Task objective -> Extract every line starting at the line that contains "What data populates" and ending with the final line of the data, inclusive; give only those lines, word for word.

_ _ _

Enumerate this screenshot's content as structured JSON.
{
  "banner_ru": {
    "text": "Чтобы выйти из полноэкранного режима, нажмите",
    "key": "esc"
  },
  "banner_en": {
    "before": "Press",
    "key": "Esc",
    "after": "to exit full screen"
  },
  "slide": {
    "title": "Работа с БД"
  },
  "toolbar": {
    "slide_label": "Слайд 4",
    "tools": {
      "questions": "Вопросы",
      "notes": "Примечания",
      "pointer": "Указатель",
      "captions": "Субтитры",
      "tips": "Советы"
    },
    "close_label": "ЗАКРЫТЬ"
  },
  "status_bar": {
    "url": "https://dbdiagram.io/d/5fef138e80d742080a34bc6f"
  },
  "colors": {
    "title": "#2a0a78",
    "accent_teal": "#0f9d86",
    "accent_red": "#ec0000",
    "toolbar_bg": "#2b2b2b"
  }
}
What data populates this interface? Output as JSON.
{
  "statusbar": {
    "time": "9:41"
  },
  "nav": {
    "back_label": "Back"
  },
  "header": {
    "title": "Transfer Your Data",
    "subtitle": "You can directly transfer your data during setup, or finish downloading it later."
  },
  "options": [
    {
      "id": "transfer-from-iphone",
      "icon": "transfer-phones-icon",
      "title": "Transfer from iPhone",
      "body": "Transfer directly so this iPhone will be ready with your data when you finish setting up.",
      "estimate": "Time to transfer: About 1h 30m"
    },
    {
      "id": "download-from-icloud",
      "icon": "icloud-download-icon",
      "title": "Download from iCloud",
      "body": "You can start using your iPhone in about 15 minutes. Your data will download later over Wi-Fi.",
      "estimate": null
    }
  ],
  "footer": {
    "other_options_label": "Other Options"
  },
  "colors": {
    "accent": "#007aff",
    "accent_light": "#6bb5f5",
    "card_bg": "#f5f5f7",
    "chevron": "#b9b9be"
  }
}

_ _ _

Answer to the task ->
What data populates this interface? Output as JSON.
{
  "statusbar": {
    "time": "9:41"
  },
  "nav": {
    "back_label": "Back"
  },
  "header": {
    "title": "Transfer Your Data",
    "subtitle": "You can directly transfer your data during setup, or finish downloading it later."
  },
  "options": [
    {
      "id": "transfer-from-iphone",
      "icon": "transfer-phones-icon",
      "title": "Transfer from iPhone",
      "body": "Transfer directly so this iPhone will be ready with your data when you finish setting up.",
      "estimate": "Time to transfer: About 1h 30m"
    },
    {
      "id": "download-from-icloud",
      "icon": "icloud-download-icon",
      "title": "Download from iCloud",
      "body": "You can start using your iPhone in about 15 minutes. Your data will download later over Wi-Fi.",
      "estimate": null
    }
  ],
  "footer": {
    "other_options_label": "Other Options"
  },
  "colors": {
    "accent": "#007aff",
    "accent_light": "#6bb5f5",
    "card_bg": "#f5f5f7",
    "chevron": "#b9b9be"
  }
}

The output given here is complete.